CONSEGNA :: Per favore, inserisci tutte le righe che seguono in una lista JSON di stringhe, una stringa per ciascuna riga, omettendo le righe vuote.

********

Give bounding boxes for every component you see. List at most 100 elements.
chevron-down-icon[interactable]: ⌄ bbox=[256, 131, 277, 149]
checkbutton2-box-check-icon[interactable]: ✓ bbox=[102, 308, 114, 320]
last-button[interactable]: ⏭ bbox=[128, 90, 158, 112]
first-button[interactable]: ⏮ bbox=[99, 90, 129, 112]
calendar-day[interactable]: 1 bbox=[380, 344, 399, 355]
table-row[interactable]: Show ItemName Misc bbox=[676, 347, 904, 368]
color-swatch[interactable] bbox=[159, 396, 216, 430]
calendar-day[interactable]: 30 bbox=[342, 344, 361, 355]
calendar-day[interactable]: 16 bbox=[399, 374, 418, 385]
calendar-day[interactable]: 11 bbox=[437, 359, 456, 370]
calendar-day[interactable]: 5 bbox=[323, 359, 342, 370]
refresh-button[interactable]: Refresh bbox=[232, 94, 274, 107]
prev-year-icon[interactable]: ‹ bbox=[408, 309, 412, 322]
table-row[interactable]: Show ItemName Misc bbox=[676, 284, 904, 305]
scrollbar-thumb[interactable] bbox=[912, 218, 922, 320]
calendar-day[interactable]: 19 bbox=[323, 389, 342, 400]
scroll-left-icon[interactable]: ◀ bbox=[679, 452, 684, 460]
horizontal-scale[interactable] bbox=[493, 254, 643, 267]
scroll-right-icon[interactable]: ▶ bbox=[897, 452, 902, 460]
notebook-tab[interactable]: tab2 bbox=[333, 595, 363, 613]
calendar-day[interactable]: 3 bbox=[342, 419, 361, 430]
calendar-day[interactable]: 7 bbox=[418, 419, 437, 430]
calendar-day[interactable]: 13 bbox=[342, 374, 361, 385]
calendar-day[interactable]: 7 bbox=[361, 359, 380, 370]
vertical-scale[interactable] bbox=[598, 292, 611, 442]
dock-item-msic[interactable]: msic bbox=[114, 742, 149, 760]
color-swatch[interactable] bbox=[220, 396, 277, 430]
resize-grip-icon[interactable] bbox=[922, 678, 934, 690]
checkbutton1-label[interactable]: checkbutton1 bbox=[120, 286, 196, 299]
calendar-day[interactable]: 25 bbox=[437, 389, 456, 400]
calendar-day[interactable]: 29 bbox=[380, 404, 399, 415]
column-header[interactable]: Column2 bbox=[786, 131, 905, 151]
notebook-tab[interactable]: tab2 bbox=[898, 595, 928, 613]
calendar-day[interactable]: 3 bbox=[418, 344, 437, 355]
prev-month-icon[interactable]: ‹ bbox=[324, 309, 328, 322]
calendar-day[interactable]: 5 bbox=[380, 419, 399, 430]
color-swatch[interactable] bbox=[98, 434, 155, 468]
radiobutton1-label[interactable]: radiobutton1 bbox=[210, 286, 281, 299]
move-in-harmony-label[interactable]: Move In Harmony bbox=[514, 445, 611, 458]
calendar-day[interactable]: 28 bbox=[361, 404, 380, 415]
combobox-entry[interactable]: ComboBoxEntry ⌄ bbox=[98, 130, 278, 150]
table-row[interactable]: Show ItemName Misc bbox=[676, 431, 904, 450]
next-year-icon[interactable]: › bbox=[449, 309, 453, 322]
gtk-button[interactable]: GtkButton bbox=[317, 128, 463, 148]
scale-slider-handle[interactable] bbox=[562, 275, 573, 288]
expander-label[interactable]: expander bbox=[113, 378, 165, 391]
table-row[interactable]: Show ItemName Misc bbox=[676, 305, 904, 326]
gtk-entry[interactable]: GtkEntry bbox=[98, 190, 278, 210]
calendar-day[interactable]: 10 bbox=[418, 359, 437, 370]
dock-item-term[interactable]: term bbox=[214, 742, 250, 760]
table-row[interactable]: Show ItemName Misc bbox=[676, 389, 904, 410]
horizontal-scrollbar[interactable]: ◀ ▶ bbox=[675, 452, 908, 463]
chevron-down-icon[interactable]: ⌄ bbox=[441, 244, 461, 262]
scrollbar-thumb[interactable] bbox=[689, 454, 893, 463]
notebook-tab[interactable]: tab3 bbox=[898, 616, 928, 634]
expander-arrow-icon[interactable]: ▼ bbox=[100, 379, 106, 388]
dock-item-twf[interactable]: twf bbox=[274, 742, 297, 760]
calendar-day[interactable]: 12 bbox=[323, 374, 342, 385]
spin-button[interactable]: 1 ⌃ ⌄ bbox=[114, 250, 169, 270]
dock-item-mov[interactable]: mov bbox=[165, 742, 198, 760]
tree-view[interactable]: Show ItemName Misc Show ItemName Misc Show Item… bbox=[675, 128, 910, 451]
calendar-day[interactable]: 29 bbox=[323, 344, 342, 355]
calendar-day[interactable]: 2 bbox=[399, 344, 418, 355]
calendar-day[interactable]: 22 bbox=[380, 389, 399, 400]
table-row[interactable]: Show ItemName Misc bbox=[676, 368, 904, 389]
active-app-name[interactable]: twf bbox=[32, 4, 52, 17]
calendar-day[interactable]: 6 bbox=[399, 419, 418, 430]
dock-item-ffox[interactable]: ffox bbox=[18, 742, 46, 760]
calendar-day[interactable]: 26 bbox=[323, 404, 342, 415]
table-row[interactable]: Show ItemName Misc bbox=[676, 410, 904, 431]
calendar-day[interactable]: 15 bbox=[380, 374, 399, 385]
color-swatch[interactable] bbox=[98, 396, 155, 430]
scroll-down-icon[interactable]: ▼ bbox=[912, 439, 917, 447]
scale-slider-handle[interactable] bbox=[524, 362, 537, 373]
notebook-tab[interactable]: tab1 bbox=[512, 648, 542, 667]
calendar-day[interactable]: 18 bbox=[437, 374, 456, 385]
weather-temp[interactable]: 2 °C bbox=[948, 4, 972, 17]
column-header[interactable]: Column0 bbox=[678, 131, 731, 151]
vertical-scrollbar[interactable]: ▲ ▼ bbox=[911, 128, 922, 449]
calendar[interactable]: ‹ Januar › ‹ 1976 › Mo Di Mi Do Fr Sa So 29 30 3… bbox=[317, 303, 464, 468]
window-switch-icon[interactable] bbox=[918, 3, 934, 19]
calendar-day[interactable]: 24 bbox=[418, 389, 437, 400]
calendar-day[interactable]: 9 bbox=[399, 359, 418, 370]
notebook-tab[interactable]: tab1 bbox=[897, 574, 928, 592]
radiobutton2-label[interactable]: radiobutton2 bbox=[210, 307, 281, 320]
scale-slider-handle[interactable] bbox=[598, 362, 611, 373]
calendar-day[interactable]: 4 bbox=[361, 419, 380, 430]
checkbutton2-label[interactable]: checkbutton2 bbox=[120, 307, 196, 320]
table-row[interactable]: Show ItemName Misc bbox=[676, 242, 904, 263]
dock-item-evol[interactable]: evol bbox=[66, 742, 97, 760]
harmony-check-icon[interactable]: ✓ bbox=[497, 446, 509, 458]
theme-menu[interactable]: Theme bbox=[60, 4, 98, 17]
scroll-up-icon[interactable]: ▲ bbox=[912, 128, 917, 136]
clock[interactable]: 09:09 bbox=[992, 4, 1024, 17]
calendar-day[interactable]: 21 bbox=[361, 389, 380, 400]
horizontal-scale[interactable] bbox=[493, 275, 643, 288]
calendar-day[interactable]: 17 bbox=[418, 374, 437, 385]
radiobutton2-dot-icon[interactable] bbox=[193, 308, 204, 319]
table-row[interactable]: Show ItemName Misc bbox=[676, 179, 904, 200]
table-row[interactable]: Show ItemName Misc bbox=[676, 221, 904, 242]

********

RISPOSTA ::
[
  "Give bounding boxes for every component you see. List at most 100 elements.",
  "chevron-down-icon[interactable]: ⌄ bbox=[256, 131, 277, 149]",
  "checkbutton2-box-check-icon[interactable]: ✓ bbox=[102, 308, 114, 320]",
  "last-button[interactable]: ⏭ bbox=[128, 90, 158, 112]",
  "first-button[interactable]: ⏮ bbox=[99, 90, 129, 112]",
  "calendar-day[interactable]: 1 bbox=[380, 344, 399, 355]",
  "table-row[interactable]: Show ItemName Misc bbox=[676, 347, 904, 368]",
  "color-swatch[interactable] bbox=[159, 396, 216, 430]",
  "calendar-day[interactable]: 30 bbox=[342, 344, 361, 355]",
  "calendar-day[interactable]: 16 bbox=[399, 374, 418, 385]",
  "calendar-day[interactable]: 11 bbox=[437, 359, 456, 370]",
  "calendar-day[interactable]: 5 bbox=[323, 359, 342, 370]",
  "refresh-button[interactable]: Refresh bbox=[232, 94, 274, 107]",
  "prev-year-icon[interactable]: ‹ bbox=[408, 309, 412, 322]",
  "table-row[interactable]: Show ItemName Misc bbox=[676, 284, 904, 305]",
  "scrollbar-thumb[interactable] bbox=[912, 218, 922, 320]",
  "calendar-day[interactable]: 19 bbox=[323, 389, 342, 400]",
  "scroll-left-icon[interactable]: ◀ bbox=[679, 452, 684, 460]",
  "horizontal-scale[interactable] bbox=[493, 254, 643, 267]",
  "scroll-right-icon[interactable]: ▶ bbox=[897, 452, 902, 460]",
  "notebook-tab[interactable]: tab2 bbox=[333, 595, 363, 613]",
  "calendar-day[interactable]: 3 bbox=[342, 419, 361, 430]",
  "calendar-day[interactable]: 7 bbox=[418, 419, 437, 430]",
  "calendar-day[interactable]: 13 bbox=[342, 374, 361, 385]",
  "calendar-day[interactable]: 7 bbox=[361, 359, 380, 370]",
  "vertical-scale[interactable] bbox=[598, 292, 611, 442]",
  "dock-item-msic[interactable]: msic bbox=[114, 742, 149, 760]",
  "color-swatch[interactable] bbox=[220, 396, 277, 430]",
  "resize-grip-icon[interactable] bbox=[922, 678, 934, 690]",
  "checkbutton1-label[interactable]: checkbutton1 bbox=[120, 286, 196, 299]",
  "calendar-day[interactable]: 25 bbox=[437, 389, 456, 400]",
  "calendar-day[interactable]: 29 bbox=[380, 404, 399, 415]",
  "column-header[interactable]: Column2 bbox=[786, 131, 905, 151]",
  "notebook-tab[interactable]: tab2 bbox=[898, 595, 928, 613]",
  "calendar-day[interactable]: 3 bbox=[418, 344, 437, 355]",
  "prev-month-icon[interactable]: ‹ bbox=[324, 309, 328, 322]",
  "calendar-day[interactable]: 5 bbox=[380, 419, 399, 430]",
  "color-swatch[interactable] bbox=[98, 434, 155, 468]",
  "radiobutton1-label[interactable]: radiobutton1 bbox=[210, 286, 281, 299]",
  "move-in-harmony-label[interactable]: Move In Harmony bbox=[514, 445, 611, 458]",
  "calendar-day[interactable]: 28 bbox=[361, 404, 380, 415]",
  "combobox-entry[interactable]: ComboBoxEntry ⌄ bbox=[98, 130, 278, 150]",
  "table-row[interactable]: Show ItemName Misc bbox=[676, 431, 904, 450]",
  "next-year-icon[interactable]: › bbox=[449, 309, 453, 322]",
  "gtk-button[interactable]: GtkButton bbox=[317, 128, 463, 148]",
  "scale-slider-handle[interactable] bbox=[562, 275, 573, 288]",
  "expander-label[interactable]: expander bbox=[113, 378, 165, 391]",
  "table-row[interactable]: Show ItemName Misc bbox=[676, 305, 904, 326]",
  "gtk-entry[interactable]: GtkEntry bbox=[98, 190, 278, 210]",
  "calendar-day[interactable]: 10 bbox=[418, 359, 437, 370]",
  "dock-item-term[interactable]: term bbox=[214, 742, 250, 760]",
  "table-row[interactable]: Show ItemName Misc bbox=[676, 389, 904, 410]",
  "horizontal-scrollbar[interactable]: ◀ ▶ bbox=[675, 452, 908, 463]",
  "chevron-down-icon[interactable]: ⌄ bbox=[441, 244, 461, 262]",
  "scrollbar-thumb[interactable] bbox=[689, 454, 893, 463]",
  "notebook-tab[interactable]: tab3 bbox=[898, 616, 928, 634]",
  "expander-arrow-icon[interactable]: ▼ bbox=[100, 379, 106, 388]",
  "dock-item-twf[interactable]: twf bbox=[274, 742, 297, 760]",
  "calendar-day[interactable]: 12 bbox=[323, 374, 342, 385]",
  "spin-button[interactable]: 1 ⌃ ⌄ bbox=[114, 250, 169, 270]",
  "dock-item-mov[interactable]: mov bbox=[165, 742, 198, 760]",
  "tree-view[interactable]: Show ItemName Misc Show ItemName Misc Show Item… bbox=[675, 128, 910, 451]",
  "calendar-day[interactable]: 29 bbox=[323, 344, 342, 355]",
  "calendar-day[interactable]: 2 bbox=[399, 344, 418, 355]",
  "calendar-day[interactable]: 22 bbox=[380, 389, 399, 400]",
  "table-row[interactable]: Show ItemName Misc bbox=[676, 368, 904, 389]",
  "active-app-name[interactable]: twf bbox=[32, 4, 52, 17]",
  "calendar-day[interactable]: 6 bbox=[399, 419, 418, 430]",
  "dock-item-ffox[interactable]: ffox bbox=[18, 742, 46, 760]",
  "calendar-day[interactable]: 26 bbox=[323, 404, 342, 415]",
  "table-row[interactable]: Show ItemName Misc bbox=[676, 410, 904, 431]",
  "calendar-day[interactable]: 15 bbox=[380, 374, 399, 385]",
  "color-swatch[interactable] bbox=[98, 396, 155, 430]",
  "scroll-down-icon[interactable]: ▼ bbox=[912, 439, 917, 447]",
  "scale-slider-handle[interactable] bbox=[524, 362, 537, 373]",
  "notebook-tab[interactable]: tab1 bbox=[512, 648, 542, 667]",
  "calendar-day[interactable]: 18 bbox=[437, 374, 456, 385]",
  "weather-temp[interactable]: 2 °C bbox=[948, 4, 972, 17]",
  "column-header[interactable]: Column0 bbox=[678, 131, 731, 151]",
  "vertical-scrollbar[interactable]: ▲ ▼ bbox=[911, 128, 922, 449]",
  "calendar[interactable]: ‹ Januar › ‹ 1976 › Mo Di Mi Do Fr Sa So 29 30 3… bbox=[317, 303, 464, 468]",
  "window-switch-icon[interactable] bbox=[918, 3, 934, 19]",
  "calendar-day[interactable]: 24 bbox=[418, 389, 437, 400]",
  "calendar-day[interactable]: 9 bbox=[399, 359, 418, 370]",
  "notebook-tab[interactable]: tab1 bbox=[897, 574, 928, 592]",
  "radiobutton2-label[interactable]: radiobutton2 bbox=[210, 307, 281, 320]",
  "scale-slider-handle[interactable] bbox=[598, 362, 611, 373]",
  "calendar-day[interactable]: 4 bbox=[361, 419, 380, 430]",
  "checkbutton2-label[interactable]: checkbutton2 bbox=[120, 307, 196, 320]",
  "table-row[interactable]: Show ItemName Misc bbox=[676, 242, 904, 263]",
  "dock-item-evol[interactable]: evol bbox=[66, 742, 97, 760]",
  "harmony-check-icon[interactable]: ✓ bbox=[497, 446, 509, 458]",
  "theme-menu[interactable]: Theme bbox=[60, 4, 98, 17]",
  "scroll-up-icon[interactable]: ▲ bbox=[912, 128, 917, 136]",
  "clock[interactable]: 09:09 bbox=[992, 4, 1024, 17]",
  "calendar-day[interactable]: 21 bbox=[361, 389, 380, 400]",
  "horizontal-scale[interactable] bbox=[493, 275, 643, 288]",
  "calendar-day[interactable]: 17 bbox=[418, 374, 437, 385]",
  "radiobutton2-dot-icon[interactable] bbox=[193, 308, 204, 319]",
  "table-row[interactable]: Show ItemName Misc bbox=[676, 179, 904, 200]",
  "table-row[interactable]: Show ItemName Misc bbox=[676, 221, 904, 242]"
]